* BEGIN *

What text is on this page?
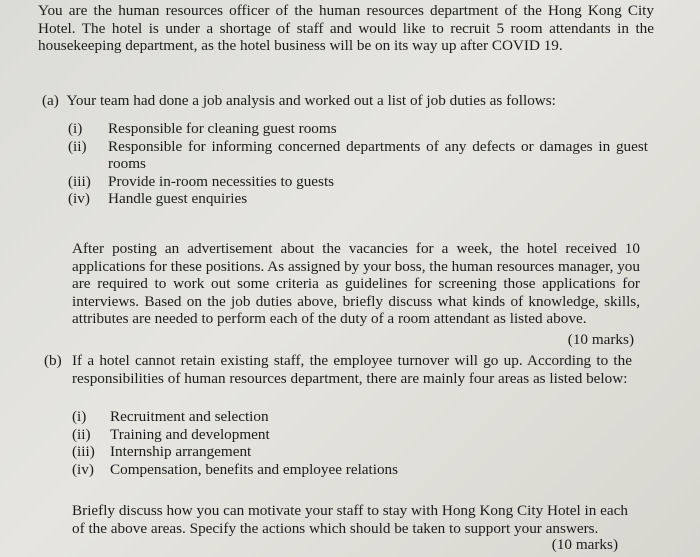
You are the human resources officer of the human resources department of the Hong Kong City Hotel. The hotel is under a shortage of staff and would like to recruit 5 room attendants in the housekeeping department, as the hotel business will be on its way up after COVID 19.

(a) Your team had done a job analysis and worked out a list of job duties as follows:

(i) Responsible for cleaning guest rooms
(ii) Responsible for informing concerned departments of any defects or damages in guest rooms
(iii) Provide in-room necessities to guests
(iv) Handle guest enquiries

After posting an advertisement about the vacancies for a week, the hotel received 10 applications for these positions. As assigned by your boss, the human resources manager, you are required to work out some criteria as guidelines for screening those applications for interviews. Based on the job duties above, briefly discuss what kinds of knowledge, skills, attributes are needed to perform each of the duty of a room attendant as listed above.

(10 marks)
(b) If a hotel cannot retain existing staff, the employee turnover will go up. According to the responsibilities of human resources department, there are mainly four areas as listed below:

(i) Recruitment and selection
(ii) Training and development
(iii) Internship arrangement
(iv) Compensation, benefits and employee relations

Briefly discuss how you can motivate your staff to stay with Hong Kong City Hotel in each of the above areas. Specify the actions which should be taken to support your answers.

(10 marks)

* END *

YOUR TASK >> Looking at the records above, report how many lines contain the word "rooms". Answer with the number only.

SOLUTION TO THIS PROBLEM >> 2